Stated problem: Please write out the rows exactly as they appear, beginning with the line that contains "544, 1813, 626]" and ending after the line that contains "856, 1813, 938]".

Dataset:
>>>

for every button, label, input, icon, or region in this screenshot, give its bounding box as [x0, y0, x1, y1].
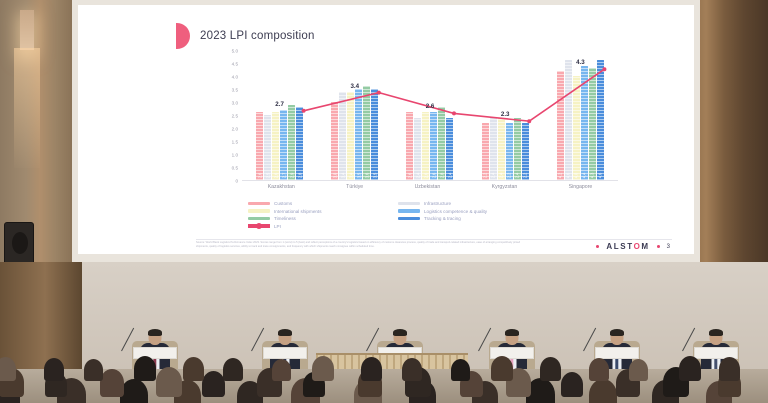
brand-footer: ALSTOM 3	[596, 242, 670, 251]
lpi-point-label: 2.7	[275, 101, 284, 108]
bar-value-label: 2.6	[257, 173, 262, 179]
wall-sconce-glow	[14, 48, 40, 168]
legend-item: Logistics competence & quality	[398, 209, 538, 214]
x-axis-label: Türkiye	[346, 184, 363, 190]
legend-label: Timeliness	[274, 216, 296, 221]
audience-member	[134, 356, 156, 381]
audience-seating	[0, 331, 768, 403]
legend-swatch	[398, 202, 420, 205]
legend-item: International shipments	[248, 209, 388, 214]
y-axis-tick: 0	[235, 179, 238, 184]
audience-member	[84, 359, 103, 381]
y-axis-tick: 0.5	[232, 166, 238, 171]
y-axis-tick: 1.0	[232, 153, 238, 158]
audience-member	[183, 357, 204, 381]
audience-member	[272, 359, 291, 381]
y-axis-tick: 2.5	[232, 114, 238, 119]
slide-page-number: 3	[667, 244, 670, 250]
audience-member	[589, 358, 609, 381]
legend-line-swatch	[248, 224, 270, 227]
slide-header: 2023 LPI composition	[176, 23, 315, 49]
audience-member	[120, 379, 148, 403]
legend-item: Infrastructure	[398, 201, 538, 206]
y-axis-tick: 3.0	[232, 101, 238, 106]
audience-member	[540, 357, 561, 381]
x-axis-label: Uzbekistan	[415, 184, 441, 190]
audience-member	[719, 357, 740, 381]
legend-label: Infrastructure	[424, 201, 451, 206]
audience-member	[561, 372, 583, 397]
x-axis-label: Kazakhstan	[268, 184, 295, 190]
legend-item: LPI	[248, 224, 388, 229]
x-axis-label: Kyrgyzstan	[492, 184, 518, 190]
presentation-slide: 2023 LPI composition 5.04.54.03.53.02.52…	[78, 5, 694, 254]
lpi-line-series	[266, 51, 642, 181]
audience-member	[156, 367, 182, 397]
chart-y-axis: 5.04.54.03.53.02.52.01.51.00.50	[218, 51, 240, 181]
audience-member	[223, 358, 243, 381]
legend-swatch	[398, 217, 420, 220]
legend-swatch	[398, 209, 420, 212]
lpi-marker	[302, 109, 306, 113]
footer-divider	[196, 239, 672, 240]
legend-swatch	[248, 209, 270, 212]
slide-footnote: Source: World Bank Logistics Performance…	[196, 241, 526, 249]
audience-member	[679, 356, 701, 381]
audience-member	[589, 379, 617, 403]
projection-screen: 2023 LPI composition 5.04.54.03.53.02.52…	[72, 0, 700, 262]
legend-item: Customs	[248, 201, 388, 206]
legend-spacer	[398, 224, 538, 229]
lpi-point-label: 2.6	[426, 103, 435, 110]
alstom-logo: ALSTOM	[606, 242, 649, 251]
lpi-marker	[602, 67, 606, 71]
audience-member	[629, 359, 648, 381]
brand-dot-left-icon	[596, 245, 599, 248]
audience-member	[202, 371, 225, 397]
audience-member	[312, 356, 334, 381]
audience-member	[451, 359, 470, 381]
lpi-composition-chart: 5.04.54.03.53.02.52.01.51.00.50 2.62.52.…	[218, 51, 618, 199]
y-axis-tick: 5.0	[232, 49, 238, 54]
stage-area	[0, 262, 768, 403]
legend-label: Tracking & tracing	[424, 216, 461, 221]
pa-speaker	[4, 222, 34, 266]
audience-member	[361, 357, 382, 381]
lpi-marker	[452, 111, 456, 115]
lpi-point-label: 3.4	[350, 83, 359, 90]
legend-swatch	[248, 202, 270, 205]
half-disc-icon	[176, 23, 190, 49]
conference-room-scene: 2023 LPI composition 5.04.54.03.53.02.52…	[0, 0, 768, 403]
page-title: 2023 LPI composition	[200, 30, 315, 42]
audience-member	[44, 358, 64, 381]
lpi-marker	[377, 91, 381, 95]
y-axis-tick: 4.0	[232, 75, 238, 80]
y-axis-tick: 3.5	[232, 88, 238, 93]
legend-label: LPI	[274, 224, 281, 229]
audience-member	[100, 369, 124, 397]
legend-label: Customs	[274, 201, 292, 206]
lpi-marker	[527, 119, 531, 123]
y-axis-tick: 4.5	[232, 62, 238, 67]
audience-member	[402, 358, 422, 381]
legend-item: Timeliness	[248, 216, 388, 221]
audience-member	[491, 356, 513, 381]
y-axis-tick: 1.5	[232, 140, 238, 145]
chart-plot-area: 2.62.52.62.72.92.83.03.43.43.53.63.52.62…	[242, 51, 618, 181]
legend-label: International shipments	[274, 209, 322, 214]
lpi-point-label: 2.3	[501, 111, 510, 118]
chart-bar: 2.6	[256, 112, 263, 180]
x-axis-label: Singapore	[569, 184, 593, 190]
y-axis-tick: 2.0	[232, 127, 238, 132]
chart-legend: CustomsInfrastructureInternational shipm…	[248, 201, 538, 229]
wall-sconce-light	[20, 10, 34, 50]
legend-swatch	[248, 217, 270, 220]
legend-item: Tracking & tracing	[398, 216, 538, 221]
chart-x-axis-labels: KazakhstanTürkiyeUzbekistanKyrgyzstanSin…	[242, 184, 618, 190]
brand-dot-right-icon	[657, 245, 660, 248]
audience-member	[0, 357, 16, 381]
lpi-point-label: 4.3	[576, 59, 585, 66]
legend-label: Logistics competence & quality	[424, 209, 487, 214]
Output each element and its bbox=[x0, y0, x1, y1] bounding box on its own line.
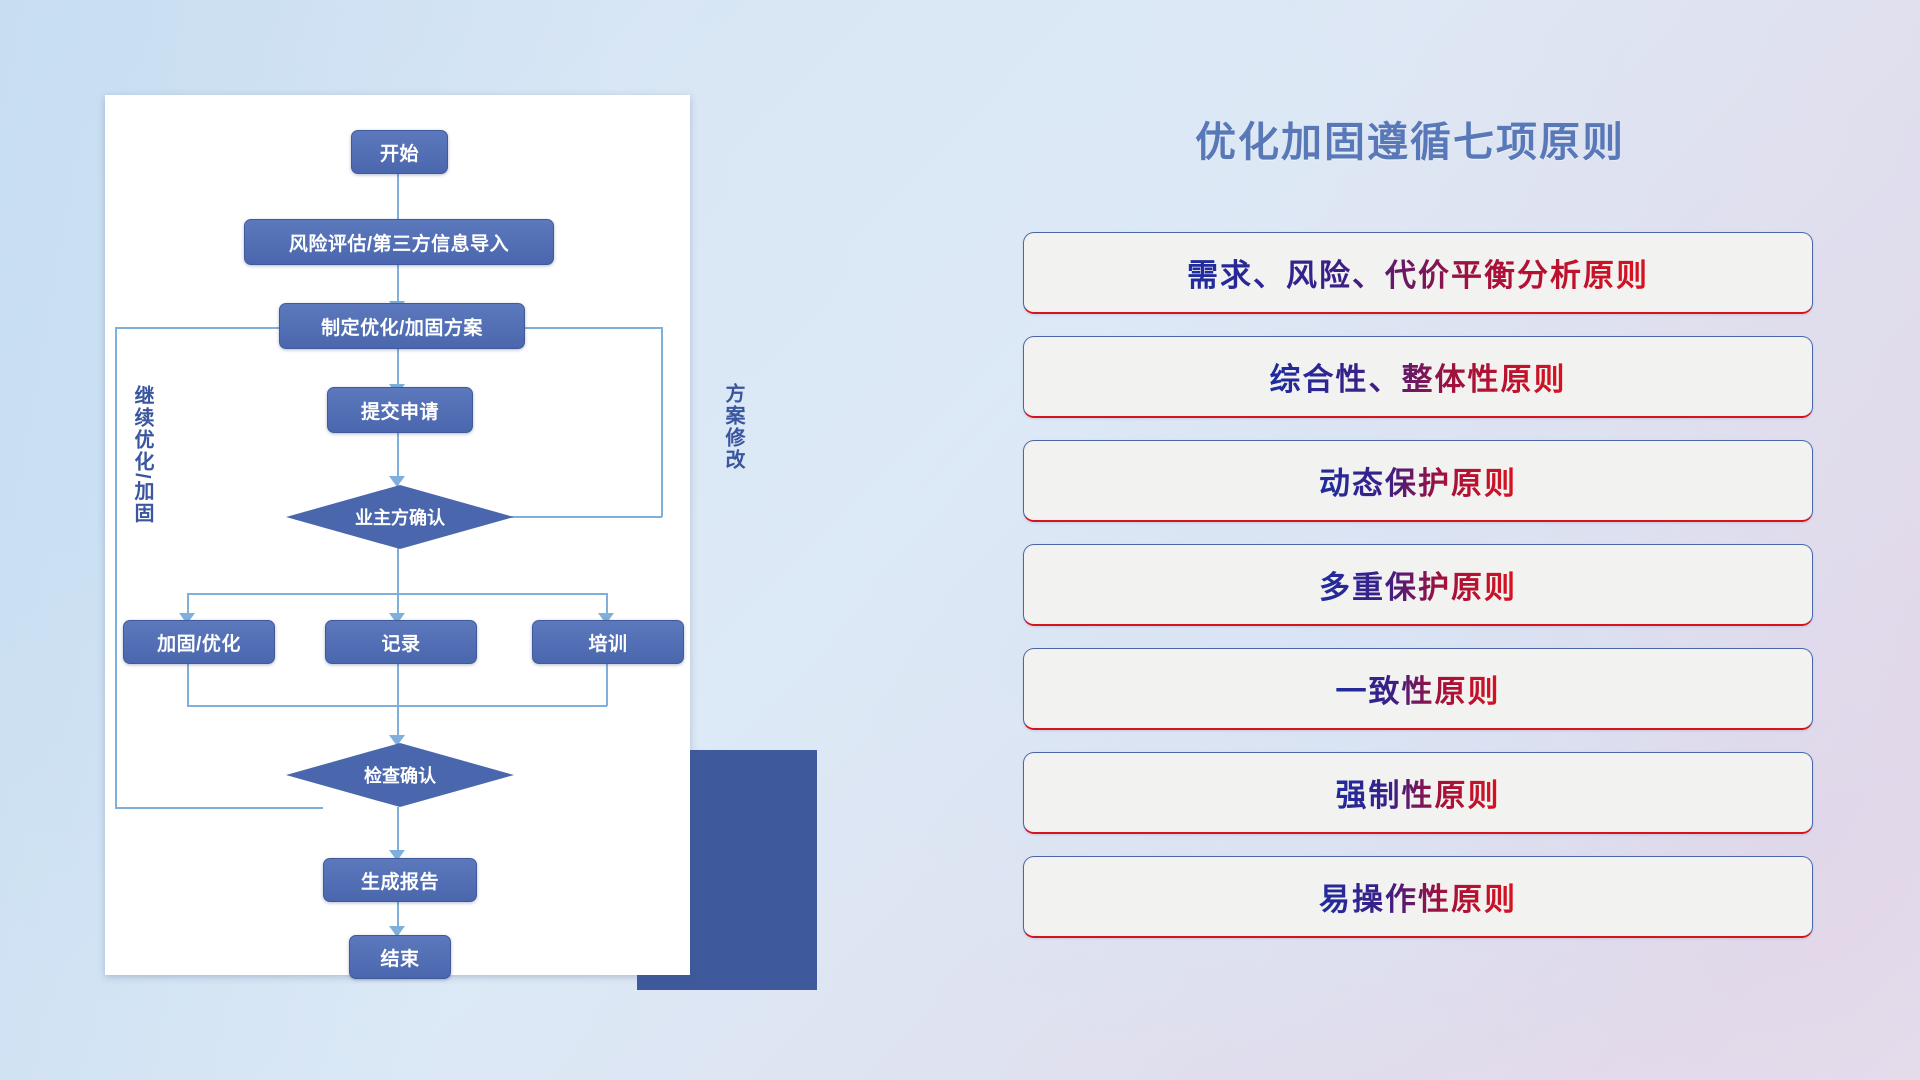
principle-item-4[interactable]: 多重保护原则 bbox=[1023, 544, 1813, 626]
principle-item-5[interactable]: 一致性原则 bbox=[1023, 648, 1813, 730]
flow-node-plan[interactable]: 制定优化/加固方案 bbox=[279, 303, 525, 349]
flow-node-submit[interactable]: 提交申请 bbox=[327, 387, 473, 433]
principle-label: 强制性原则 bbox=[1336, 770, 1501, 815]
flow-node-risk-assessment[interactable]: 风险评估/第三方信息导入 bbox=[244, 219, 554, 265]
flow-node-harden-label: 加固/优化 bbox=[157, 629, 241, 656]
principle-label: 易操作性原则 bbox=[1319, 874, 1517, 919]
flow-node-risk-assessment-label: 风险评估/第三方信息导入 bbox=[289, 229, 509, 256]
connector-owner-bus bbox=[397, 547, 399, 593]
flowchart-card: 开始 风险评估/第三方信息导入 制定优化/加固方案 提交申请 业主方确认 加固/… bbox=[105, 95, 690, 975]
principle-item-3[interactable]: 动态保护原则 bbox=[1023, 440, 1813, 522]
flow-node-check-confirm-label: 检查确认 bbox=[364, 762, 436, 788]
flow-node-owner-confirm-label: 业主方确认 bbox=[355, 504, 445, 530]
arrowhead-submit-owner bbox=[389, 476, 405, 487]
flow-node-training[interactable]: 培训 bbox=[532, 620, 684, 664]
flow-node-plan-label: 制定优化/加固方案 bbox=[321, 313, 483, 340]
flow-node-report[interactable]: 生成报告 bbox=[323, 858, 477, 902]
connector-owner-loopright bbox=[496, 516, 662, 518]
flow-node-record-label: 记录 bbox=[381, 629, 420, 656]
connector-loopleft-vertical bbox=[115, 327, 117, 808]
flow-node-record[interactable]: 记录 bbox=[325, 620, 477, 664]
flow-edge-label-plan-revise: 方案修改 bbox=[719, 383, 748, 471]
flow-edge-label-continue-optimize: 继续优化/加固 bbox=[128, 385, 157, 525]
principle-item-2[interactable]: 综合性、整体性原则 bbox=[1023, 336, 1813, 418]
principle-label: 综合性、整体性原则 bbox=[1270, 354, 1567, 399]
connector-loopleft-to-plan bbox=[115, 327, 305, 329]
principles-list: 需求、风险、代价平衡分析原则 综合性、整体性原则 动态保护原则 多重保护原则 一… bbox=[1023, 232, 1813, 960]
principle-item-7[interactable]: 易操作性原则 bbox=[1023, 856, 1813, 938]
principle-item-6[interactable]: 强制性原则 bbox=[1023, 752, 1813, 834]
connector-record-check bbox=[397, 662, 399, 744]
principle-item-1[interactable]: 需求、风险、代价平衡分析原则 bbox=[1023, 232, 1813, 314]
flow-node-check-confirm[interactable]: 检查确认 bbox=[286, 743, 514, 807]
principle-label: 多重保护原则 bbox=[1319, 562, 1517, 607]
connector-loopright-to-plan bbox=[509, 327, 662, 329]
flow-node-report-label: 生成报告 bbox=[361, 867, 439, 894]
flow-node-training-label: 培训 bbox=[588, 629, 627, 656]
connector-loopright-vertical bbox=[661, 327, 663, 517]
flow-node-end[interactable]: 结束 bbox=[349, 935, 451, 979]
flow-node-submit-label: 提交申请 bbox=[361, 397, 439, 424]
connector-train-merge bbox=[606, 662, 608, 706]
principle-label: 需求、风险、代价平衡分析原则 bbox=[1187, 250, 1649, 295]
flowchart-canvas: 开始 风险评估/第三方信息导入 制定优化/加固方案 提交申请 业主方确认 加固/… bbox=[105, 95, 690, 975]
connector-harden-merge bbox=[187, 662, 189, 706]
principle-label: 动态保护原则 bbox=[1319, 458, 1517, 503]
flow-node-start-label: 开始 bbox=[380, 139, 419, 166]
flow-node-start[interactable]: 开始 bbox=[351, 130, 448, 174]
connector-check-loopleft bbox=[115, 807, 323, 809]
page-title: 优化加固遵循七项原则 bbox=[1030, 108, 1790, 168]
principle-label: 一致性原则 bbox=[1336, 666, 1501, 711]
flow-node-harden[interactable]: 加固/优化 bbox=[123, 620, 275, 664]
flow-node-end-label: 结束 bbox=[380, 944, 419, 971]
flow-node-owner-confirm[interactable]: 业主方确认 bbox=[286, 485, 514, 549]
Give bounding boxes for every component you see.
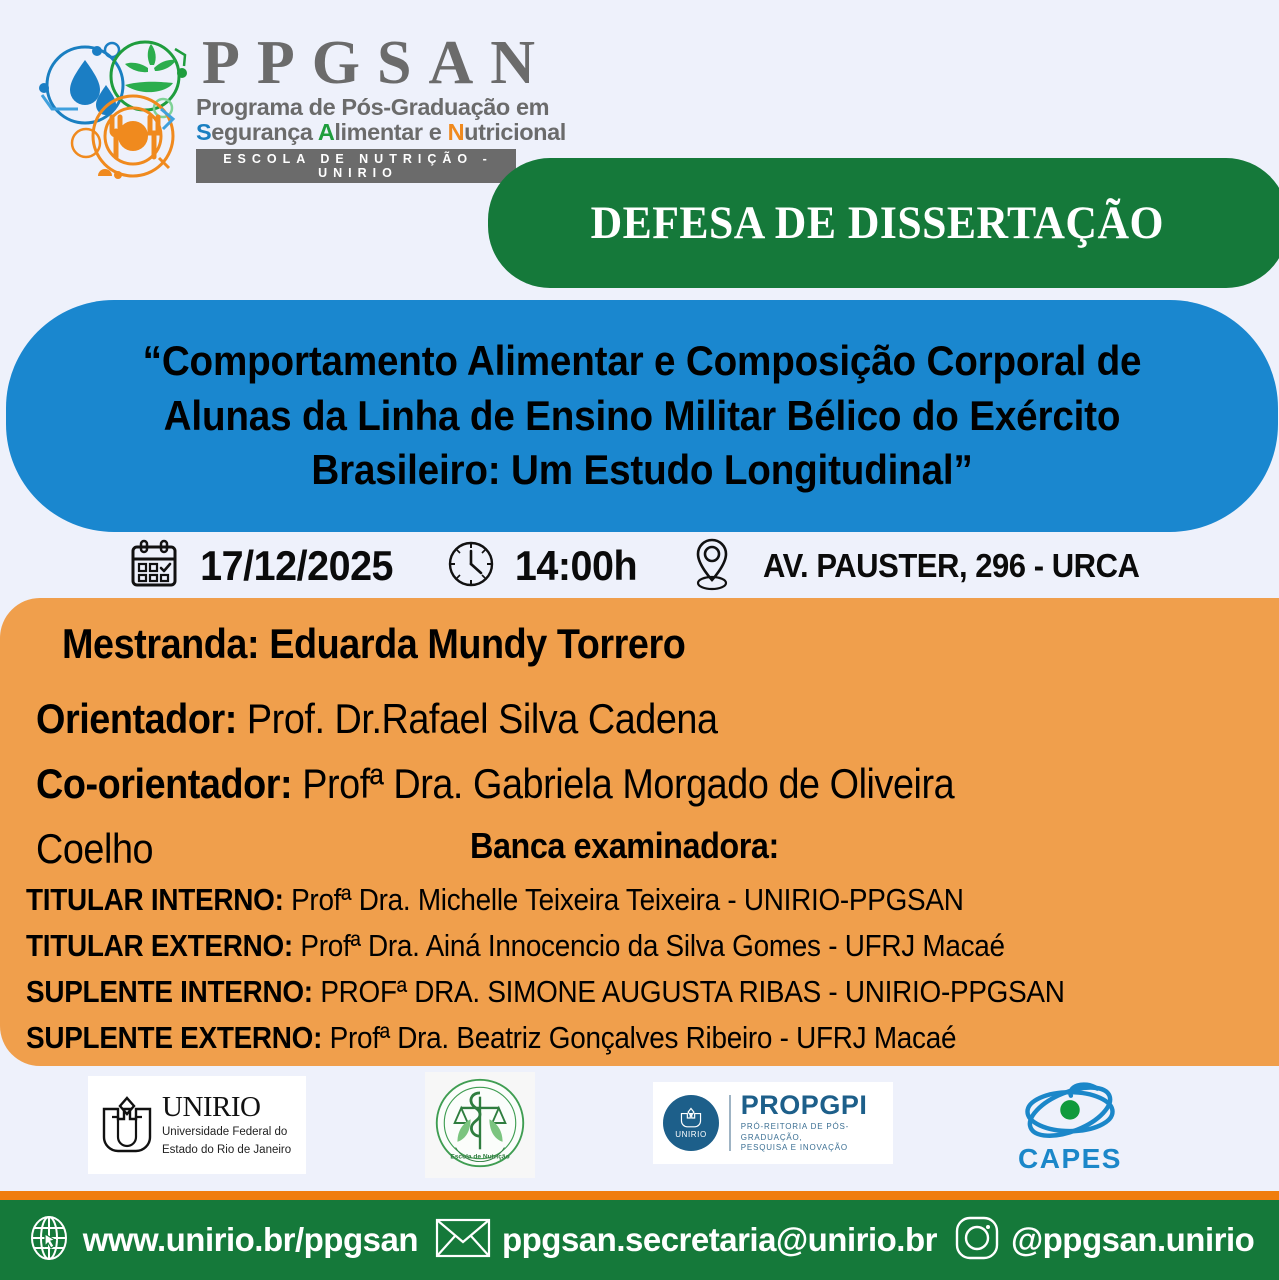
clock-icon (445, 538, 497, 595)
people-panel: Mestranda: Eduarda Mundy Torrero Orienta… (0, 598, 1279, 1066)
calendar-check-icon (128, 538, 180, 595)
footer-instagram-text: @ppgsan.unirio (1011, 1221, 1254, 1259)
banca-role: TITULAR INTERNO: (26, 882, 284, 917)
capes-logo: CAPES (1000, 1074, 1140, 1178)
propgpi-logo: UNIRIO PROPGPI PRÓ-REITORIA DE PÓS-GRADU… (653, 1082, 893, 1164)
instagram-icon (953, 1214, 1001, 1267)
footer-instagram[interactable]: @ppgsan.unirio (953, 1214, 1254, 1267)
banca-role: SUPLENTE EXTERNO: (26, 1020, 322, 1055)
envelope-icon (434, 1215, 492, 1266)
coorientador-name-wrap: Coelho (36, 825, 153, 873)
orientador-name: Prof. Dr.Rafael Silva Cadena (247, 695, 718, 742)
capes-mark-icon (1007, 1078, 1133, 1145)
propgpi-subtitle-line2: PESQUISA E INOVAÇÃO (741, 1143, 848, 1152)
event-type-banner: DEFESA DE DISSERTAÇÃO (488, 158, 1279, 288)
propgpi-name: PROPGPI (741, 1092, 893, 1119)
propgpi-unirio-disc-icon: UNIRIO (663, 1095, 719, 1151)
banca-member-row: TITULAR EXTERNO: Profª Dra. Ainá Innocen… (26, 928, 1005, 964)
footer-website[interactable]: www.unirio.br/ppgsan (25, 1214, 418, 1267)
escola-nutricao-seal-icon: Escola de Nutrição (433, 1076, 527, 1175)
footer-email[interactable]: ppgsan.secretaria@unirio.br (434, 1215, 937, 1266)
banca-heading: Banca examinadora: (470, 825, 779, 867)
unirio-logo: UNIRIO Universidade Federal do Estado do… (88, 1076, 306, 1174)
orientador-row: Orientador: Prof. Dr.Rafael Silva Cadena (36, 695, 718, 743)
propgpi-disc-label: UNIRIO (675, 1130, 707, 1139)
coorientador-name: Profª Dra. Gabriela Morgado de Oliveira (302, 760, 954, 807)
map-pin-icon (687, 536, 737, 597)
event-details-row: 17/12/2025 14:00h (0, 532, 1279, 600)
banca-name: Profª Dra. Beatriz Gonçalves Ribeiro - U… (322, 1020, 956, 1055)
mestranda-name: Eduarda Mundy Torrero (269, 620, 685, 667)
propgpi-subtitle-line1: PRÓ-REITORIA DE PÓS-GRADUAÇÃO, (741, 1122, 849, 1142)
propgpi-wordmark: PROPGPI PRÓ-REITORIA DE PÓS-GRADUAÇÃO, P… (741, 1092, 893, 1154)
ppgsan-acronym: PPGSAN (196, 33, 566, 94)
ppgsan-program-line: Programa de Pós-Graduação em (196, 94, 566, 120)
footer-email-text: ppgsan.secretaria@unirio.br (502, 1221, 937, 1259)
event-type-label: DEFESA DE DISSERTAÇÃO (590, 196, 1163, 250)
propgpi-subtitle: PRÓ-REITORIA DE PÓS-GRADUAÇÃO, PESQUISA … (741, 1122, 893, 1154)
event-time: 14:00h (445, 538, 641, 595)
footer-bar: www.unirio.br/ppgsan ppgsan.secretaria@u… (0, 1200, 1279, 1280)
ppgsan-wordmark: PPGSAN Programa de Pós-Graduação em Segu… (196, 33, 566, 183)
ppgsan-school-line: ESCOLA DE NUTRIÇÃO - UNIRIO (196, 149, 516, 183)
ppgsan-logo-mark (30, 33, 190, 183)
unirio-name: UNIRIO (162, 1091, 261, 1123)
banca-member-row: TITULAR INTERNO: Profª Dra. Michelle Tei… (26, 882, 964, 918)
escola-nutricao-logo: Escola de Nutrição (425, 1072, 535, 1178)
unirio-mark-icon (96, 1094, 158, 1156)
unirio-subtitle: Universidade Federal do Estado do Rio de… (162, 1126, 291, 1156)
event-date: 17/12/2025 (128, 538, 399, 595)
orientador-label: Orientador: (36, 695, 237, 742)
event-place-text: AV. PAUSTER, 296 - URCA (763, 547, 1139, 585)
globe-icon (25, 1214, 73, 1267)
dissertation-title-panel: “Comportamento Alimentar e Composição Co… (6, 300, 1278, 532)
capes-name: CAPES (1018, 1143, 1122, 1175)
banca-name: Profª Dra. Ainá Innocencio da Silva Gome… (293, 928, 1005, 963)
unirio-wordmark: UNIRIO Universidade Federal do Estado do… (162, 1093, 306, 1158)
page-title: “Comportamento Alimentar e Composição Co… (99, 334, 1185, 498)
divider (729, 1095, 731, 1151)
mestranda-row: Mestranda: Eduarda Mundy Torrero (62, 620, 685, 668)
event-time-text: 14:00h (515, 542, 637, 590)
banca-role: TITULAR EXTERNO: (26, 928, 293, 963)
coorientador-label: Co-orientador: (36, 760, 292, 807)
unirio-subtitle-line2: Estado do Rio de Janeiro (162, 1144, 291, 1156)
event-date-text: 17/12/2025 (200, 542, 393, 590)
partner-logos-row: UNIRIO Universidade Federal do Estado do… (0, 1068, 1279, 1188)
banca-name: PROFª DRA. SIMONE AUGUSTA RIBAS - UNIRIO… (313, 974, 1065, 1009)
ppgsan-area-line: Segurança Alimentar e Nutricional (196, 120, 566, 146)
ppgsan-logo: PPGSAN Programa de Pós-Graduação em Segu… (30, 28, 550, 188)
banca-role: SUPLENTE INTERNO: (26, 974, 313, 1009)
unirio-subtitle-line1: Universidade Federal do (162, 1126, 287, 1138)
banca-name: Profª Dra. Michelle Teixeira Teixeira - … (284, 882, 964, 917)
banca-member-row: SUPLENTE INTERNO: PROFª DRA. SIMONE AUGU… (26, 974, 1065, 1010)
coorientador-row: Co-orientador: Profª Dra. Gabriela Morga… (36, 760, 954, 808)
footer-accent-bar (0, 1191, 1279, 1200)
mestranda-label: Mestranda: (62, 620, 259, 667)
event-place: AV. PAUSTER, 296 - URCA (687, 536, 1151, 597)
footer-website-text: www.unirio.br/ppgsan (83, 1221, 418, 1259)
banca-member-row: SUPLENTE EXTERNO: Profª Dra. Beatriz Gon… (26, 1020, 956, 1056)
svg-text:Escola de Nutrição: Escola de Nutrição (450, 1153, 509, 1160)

<<<

Worked solution:
principle-item-4[interactable]: 多重保护原则 bbox=[1023, 544, 1813, 626]
principle-item-5[interactable]: 一致性原则 bbox=[1023, 648, 1813, 730]
flow-node-plan[interactable]: 制定优化/加固方案 bbox=[279, 303, 525, 349]
flow-node-submit[interactable]: 提交申请 bbox=[327, 387, 473, 433]
principle-label: 强制性原则 bbox=[1336, 770, 1501, 815]
flow-node-risk-assessment[interactable]: 风险评估/第三方信息导入 bbox=[244, 219, 554, 265]
flow-node-harden-label: 加固/优化 bbox=[157, 629, 241, 656]
principle-label: 易操作性原则 bbox=[1319, 874, 1517, 919]
flow-node-risk-assessment-label: 风险评估/第三方信息导入 bbox=[289, 229, 509, 256]
connector-owner-bus bbox=[397, 547, 399, 593]
flowchart-card: 开始 风险评估/第三方信息导入 制定优化/加固方案 提交申请 业主方确认 加固/… bbox=[105, 95, 690, 975]
principle-item-3[interactable]: 动态保护原则 bbox=[1023, 440, 1813, 522]
flow-node-check-confirm-label: 检查确认 bbox=[364, 762, 436, 788]
flow-node-owner-confirm-label: 业主方确认 bbox=[355, 504, 445, 530]
arrowhead-submit-owner bbox=[389, 476, 405, 487]
flow-node-training[interactable]: 培训 bbox=[532, 620, 684, 664]
flow-node-plan-label: 制定优化/加固方案 bbox=[321, 313, 483, 340]
flow-node-report[interactable]: 生成报告 bbox=[323, 858, 477, 902]
connector-owner-loopright bbox=[496, 516, 662, 518]
flow-node-record-label: 记录 bbox=[381, 629, 420, 656]
connector-loopleft-vertical bbox=[115, 327, 117, 808]
flow-node-record[interactable]: 记录 bbox=[325, 620, 477, 664]
flow-edge-label-plan-revise: 方案修改 bbox=[719, 383, 748, 471]
flow-edge-label-continue-optimize: 继续优化/加固 bbox=[128, 385, 157, 525]
principle-item-2[interactable]: 综合性、整体性原则 bbox=[1023, 336, 1813, 418]
principle-label: 综合性、整体性原则 bbox=[1270, 354, 1567, 399]
connector-loopleft-to-plan bbox=[115, 327, 305, 329]
principles-list: 需求、风险、代价平衡分析原则 综合性、整体性原则 动态保护原则 多重保护原则 一… bbox=[1023, 232, 1813, 960]
principle-item-7[interactable]: 易操作性原则 bbox=[1023, 856, 1813, 938]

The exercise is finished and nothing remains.